REQUIRED WORK: Please print all of the records below verbatim, keeping every line unchanged.

DATA FOR THE TASK:

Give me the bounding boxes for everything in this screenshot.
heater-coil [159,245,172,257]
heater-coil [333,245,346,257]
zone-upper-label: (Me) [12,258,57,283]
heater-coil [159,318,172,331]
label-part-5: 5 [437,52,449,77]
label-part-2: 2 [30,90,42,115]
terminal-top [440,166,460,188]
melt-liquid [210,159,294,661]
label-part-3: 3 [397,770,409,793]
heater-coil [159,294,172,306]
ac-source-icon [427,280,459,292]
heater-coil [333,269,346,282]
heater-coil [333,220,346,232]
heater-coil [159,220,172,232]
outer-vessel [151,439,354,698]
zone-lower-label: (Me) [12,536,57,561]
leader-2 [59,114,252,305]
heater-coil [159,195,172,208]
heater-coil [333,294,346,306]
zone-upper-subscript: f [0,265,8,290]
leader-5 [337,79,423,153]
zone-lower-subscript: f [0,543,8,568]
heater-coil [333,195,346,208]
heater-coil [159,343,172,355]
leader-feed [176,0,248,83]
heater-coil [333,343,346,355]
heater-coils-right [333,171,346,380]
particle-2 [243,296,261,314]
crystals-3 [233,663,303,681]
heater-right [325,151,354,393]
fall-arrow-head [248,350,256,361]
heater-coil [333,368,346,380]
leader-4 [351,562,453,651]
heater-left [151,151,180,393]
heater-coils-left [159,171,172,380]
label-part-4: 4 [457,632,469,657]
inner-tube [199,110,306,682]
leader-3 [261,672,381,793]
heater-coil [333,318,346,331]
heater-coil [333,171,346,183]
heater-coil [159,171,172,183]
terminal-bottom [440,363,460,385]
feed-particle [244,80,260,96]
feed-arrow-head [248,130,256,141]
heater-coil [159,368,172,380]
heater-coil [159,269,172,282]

COMPLETE ANSWER:
Give me the bounding boxes for everything in this screenshot.
heater-coil [159,245,172,257]
heater-coil [333,245,346,257]
zone-upper-label: (Me) [12,258,57,283]
heater-coil [159,318,172,331]
label-part-5: 5 [437,52,449,77]
label-part-2: 2 [30,90,42,115]
terminal-top [440,166,460,188]
melt-liquid [210,159,294,661]
label-part-3: 3 [397,770,409,793]
heater-coil [159,294,172,306]
ac-source-icon [427,280,459,292]
heater-coil [333,269,346,282]
heater-coil [333,220,346,232]
heater-coil [159,220,172,232]
outer-vessel [151,439,354,698]
zone-lower-label: (Me) [12,536,57,561]
leader-2 [59,114,252,305]
heater-coil [159,195,172,208]
heater-coil [333,294,346,306]
zone-upper-subscript: f [0,265,8,290]
leader-5 [337,79,423,153]
zone-lower-subscript: f [0,543,8,568]
heater-coil [333,195,346,208]
heater-coil [159,343,172,355]
leader-feed [176,0,248,83]
heater-coil [333,343,346,355]
heater-coils-right [333,171,346,380]
particle-2 [243,296,261,314]
crystals-3 [233,663,303,681]
heater-right [325,151,354,393]
fall-arrow-head [248,350,256,361]
heater-coil [333,368,346,380]
leader-4 [351,562,453,651]
heater-left [151,151,180,393]
heater-coils-left [159,171,172,380]
label-part-4: 4 [457,632,469,657]
inner-tube [199,110,306,682]
leader-3 [261,672,381,793]
heater-coil [333,318,346,331]
heater-coil [333,171,346,183]
heater-coil [159,171,172,183]
terminal-bottom [440,363,460,385]
feed-particle [244,80,260,96]
feed-arrow-head [248,130,256,141]
heater-coil [159,368,172,380]
heater-coil [159,269,172,282]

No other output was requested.